What needs to be done —
Repeat each record exactly. Any picture gets left out.

(Dataset rows about figures)

○ ○ ○ ○ ○ ○ ○

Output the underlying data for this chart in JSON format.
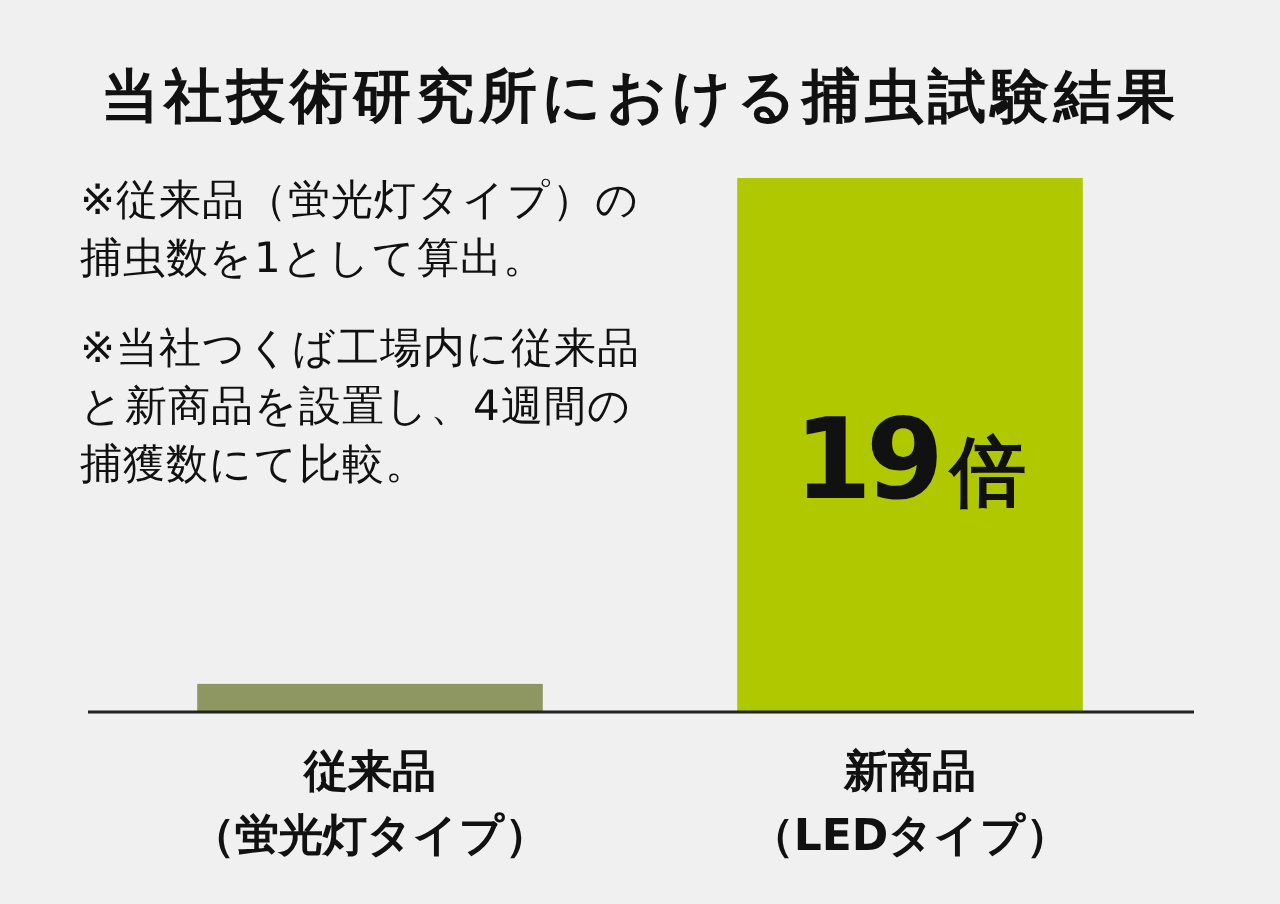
{
  "chart_data": {
    "type": "bar",
    "title": "当社技術研究所における捕虫試験結果",
    "categories": [
      "従来品（蛍光灯タイプ）",
      "新商品（LEDタイプ）"
    ],
    "values": [
      1,
      19
    ],
    "colors": [
      "#8e9761",
      "#b0c800"
    ],
    "value_labels": [
      null,
      "19倍"
    ],
    "annotations": [
      "※従来品（蛍光灯タイプ）の捕虫数を1として算出。",
      "※当社つくば工場内に従来品と新商品を設置し、4週間の捕獲数にて比較。"
    ],
    "tick_labels": "x",
    "grid": false
  }
}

○ ○ ○ ○ ○ ○ ○

Final result —
Output the underlying data for this chart in JSON format.
{
  "chart_data": {
    "type": "bar",
    "title": "当社技術研究所における捕虫試験結果",
    "categories": [
      "従来品（蛍光灯タイプ）",
      "新商品（LEDタイプ）"
    ],
    "values": [
      1,
      19
    ],
    "colors": [
      "#8e9761",
      "#b0c800"
    ],
    "value_labels": [
      null,
      "19倍"
    ],
    "annotations": [
      "※従来品（蛍光灯タイプ）の捕虫数を1として算出。",
      "※当社つくば工場内に従来品と新商品を設置し、4週間の捕獲数にて比較。"
    ],
    "tick_labels": "x",
    "grid": false
  }
}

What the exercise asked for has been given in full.